# [TEXT]

□ □ □ □

Travel & Transport has been using Flight Integrator for a few months in a limited beta test and is preparing a full rollout, said Mike Kubasik, the travel management company's vice president of information technology services. "It is just a quicker access point integrated into the GDS," he said. "The tool also adds the pricing record to the segment, and we capture all the data from a reporting perspective in the passive segment."
Kubasik noted that Flight Integrator can run reports to find unused credits, void out canceled tickets within 24 hours and allow agents to make changes on Southwest tickets, all of which reduces the number of phone calls necessary between agents and the airline.
Meanwhile, despite Southwest's efforts to keep its information out of the hands of online travel agencies
(BTN, July 16, 2001), Expedia Corporate Travel also displays Southwest inventory as part of a pilot program for a few clients, including Akamai Technologies, and on request can integrate Southwest bookings into traveler itineraries. Such bookings, however, are charged a full-service fee, as Expedia agents must call Southwest. "The ideal would be to integrate their content into our search engines," said ECT president Matt Hulett. "As we get more interest from corporate clients, more folks will want to play in our marketplace."

□ □ □ □

# [EXERCISE REQUIREMENTS]
Rewrite the passage on Southwest bookings, starting with "Travel & Transport" and going on through "and the airline.", changing "Flight Integrator" to "the booking tool".

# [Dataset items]
□ □ □ □

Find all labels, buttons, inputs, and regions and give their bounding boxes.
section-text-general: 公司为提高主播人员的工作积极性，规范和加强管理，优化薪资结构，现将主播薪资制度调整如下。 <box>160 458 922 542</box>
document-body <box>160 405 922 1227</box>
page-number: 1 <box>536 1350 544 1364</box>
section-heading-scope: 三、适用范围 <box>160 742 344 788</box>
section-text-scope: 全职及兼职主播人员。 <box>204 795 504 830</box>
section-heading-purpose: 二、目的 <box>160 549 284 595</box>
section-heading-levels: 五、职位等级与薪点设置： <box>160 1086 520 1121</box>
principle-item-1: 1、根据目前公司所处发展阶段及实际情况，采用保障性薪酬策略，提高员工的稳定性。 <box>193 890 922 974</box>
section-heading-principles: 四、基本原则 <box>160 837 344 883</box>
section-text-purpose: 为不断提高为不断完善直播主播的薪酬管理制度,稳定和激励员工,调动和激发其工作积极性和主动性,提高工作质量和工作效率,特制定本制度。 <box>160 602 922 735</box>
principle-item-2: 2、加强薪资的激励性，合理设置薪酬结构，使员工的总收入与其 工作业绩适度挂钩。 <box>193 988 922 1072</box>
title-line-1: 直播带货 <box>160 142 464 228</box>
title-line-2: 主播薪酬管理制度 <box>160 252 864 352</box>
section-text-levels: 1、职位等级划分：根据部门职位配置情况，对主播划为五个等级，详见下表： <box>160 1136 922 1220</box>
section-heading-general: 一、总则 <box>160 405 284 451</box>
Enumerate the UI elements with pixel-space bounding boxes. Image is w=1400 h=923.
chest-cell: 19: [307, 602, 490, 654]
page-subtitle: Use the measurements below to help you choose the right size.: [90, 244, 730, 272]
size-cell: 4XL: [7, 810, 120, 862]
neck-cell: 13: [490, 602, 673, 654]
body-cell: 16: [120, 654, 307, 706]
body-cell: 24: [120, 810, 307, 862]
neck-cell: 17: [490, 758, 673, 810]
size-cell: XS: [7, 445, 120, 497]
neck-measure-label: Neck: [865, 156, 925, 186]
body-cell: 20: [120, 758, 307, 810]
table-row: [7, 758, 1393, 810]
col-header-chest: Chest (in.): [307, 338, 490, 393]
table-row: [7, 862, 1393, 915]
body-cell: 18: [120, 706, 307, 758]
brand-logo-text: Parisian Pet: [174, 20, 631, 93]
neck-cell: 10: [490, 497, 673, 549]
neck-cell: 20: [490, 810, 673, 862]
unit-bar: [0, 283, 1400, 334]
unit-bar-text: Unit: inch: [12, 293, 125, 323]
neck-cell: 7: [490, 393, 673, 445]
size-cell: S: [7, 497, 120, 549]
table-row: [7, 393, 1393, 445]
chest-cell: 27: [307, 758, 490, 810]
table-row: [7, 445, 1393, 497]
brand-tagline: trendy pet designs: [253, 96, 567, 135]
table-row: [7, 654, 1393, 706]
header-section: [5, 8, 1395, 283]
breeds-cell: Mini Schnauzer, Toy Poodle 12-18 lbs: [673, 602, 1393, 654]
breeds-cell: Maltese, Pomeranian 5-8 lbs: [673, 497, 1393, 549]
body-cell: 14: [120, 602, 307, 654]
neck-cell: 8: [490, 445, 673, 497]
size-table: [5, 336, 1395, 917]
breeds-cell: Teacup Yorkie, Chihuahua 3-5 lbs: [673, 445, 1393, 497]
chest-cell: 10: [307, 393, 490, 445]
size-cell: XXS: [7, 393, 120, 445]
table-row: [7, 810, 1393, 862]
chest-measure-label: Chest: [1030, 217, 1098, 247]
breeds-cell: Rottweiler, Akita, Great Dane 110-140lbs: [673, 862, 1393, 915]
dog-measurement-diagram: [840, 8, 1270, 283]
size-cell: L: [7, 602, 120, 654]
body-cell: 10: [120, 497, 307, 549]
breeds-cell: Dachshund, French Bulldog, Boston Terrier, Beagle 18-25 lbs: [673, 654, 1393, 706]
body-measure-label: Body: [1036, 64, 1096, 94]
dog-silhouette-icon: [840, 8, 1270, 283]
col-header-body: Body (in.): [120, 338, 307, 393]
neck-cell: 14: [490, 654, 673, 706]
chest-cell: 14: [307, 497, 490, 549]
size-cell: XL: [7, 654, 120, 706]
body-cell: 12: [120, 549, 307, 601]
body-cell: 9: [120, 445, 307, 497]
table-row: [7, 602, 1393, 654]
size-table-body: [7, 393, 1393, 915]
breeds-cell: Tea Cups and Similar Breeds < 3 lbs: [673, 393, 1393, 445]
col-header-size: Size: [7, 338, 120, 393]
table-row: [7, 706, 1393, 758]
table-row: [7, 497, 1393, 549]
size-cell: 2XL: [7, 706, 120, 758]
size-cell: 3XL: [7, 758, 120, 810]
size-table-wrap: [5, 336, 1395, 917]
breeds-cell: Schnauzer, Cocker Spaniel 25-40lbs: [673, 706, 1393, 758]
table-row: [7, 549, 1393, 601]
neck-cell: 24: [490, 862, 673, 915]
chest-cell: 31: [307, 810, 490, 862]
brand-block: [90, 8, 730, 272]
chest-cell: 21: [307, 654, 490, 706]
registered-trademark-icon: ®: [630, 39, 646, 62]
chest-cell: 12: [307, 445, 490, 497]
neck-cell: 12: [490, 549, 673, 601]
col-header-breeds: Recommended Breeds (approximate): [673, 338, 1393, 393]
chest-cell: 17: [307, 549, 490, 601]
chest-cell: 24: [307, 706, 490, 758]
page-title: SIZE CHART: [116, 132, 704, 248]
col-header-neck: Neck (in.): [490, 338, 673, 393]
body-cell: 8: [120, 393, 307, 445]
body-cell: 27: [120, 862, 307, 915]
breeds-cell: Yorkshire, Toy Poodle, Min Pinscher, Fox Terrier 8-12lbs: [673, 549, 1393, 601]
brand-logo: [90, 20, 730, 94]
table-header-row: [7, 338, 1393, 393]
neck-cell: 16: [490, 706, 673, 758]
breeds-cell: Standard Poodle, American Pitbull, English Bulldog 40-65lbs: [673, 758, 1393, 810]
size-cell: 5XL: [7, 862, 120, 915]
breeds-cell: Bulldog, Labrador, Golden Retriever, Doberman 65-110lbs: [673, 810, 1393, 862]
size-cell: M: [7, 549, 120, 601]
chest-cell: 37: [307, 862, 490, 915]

□ □ □ □

# [EXERCISE RESPONSE]
Travel & Transport has been using the booking tool for a few months in a limited beta test and is preparing a full rollout, said Mike Kubasik, the travel management company's vice president of information technology services. "It is just a quicker access point integrated into the GDS," he said. "The tool also adds the pricing record to the segment, and we capture all the data from a reporting perspective in the passive segment."
Kubasik noted that the booking tool can run reports to find unused credits, void out canceled tickets within 24 hours and allow agents to make changes on Southwest tickets, all of which reduces the number of phone calls necessary between agents and the airline.